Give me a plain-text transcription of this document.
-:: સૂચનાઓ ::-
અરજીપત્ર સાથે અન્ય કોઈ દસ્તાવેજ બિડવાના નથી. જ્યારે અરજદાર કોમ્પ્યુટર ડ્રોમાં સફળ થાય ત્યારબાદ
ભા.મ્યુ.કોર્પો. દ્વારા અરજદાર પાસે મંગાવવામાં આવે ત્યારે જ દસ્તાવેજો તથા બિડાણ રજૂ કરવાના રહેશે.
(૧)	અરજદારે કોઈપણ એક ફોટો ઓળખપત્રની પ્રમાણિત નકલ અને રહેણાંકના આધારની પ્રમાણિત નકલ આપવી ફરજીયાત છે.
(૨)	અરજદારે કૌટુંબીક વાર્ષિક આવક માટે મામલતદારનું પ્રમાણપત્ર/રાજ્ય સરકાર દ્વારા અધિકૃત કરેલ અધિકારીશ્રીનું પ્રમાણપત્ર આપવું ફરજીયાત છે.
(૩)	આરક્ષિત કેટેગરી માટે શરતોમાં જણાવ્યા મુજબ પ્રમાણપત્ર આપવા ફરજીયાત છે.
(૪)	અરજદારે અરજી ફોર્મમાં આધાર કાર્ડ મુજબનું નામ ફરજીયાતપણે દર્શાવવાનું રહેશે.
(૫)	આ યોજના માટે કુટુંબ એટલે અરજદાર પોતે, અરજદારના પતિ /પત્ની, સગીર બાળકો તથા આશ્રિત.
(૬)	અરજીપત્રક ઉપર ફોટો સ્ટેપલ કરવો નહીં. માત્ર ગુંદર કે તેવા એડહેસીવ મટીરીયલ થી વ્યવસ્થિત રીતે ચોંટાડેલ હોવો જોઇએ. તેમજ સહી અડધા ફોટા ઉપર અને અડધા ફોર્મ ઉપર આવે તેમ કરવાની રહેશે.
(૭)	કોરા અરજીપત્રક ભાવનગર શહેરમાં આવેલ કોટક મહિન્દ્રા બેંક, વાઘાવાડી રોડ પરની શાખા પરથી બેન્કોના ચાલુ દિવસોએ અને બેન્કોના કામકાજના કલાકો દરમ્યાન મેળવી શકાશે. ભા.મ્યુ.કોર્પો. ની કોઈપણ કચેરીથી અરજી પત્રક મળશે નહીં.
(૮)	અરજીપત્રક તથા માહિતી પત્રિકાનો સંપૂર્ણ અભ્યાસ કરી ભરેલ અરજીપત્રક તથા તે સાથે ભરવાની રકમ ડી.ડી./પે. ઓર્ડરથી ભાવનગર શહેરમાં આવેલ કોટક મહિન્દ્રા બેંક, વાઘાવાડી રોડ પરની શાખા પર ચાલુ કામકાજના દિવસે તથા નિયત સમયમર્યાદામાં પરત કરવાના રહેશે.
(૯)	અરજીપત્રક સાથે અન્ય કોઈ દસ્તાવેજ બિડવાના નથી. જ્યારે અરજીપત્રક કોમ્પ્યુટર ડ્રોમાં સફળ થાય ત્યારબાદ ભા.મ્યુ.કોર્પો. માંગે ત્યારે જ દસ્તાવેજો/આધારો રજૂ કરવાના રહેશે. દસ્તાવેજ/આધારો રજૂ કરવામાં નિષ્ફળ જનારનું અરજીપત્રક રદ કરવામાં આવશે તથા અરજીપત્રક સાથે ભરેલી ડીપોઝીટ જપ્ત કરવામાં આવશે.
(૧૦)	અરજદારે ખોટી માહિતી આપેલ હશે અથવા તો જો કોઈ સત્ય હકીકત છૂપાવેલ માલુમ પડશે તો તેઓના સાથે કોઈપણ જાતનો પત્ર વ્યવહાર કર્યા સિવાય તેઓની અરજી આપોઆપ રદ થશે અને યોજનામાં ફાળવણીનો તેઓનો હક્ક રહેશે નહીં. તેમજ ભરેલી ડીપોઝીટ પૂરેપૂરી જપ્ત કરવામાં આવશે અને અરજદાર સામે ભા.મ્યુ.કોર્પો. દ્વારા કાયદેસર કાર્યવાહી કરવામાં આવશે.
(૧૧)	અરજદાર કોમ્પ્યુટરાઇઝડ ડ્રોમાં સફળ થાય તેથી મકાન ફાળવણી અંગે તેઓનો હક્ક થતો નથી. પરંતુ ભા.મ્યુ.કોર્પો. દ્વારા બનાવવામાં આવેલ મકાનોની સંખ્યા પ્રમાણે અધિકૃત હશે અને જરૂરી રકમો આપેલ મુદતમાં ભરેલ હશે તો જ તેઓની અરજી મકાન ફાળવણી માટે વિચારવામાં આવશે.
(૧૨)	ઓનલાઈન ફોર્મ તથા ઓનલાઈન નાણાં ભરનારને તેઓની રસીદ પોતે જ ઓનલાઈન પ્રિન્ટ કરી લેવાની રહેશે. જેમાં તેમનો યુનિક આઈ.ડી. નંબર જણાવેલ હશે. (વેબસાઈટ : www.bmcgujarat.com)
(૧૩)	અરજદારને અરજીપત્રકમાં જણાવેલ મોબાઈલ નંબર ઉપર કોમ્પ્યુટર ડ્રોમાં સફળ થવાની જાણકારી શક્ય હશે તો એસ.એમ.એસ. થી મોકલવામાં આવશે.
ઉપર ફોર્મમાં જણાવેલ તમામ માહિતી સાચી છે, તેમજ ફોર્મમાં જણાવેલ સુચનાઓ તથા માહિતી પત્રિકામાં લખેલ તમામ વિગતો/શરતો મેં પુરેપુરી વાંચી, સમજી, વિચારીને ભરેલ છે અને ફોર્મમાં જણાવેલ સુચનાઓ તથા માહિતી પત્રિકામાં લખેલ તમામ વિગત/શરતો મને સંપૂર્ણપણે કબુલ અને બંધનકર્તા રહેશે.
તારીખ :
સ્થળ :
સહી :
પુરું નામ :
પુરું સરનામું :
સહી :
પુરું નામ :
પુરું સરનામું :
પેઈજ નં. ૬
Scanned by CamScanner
——————
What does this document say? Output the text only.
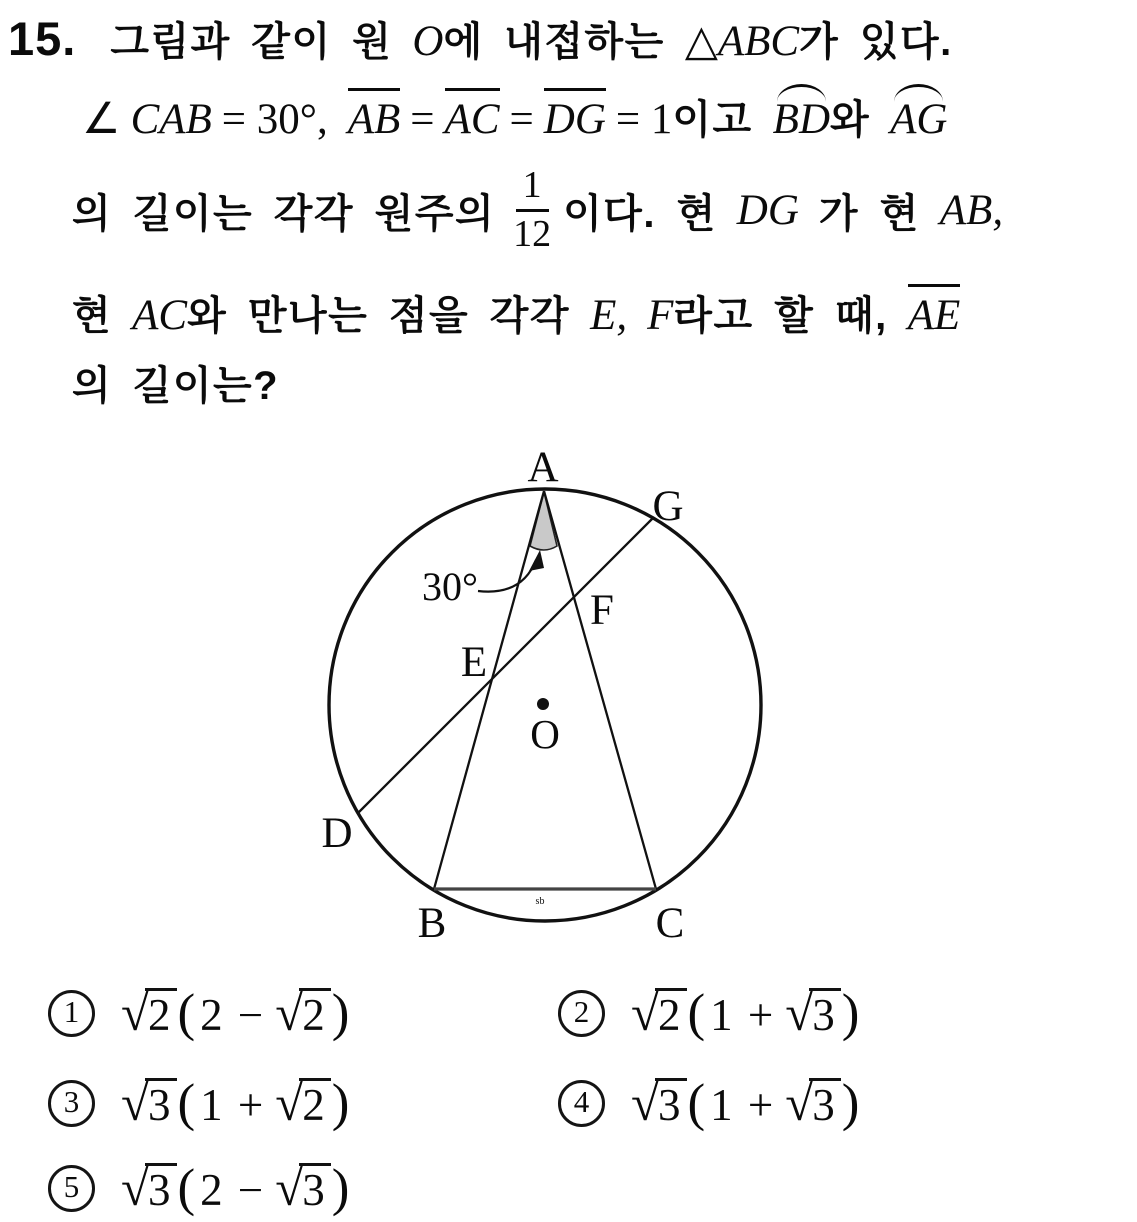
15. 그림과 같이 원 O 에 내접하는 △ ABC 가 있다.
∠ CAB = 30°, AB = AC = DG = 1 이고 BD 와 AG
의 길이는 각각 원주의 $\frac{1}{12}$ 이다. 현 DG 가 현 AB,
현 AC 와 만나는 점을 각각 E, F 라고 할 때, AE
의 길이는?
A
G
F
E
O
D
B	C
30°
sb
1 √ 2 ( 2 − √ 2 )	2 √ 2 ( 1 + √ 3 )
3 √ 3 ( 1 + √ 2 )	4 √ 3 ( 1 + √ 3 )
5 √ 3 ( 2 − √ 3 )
——————
Your task
From the entries above, return each line with the word "text" in it.

Reply to the exercise
Give me a plain-text transcription of this document.
What does this document say? Output the text only.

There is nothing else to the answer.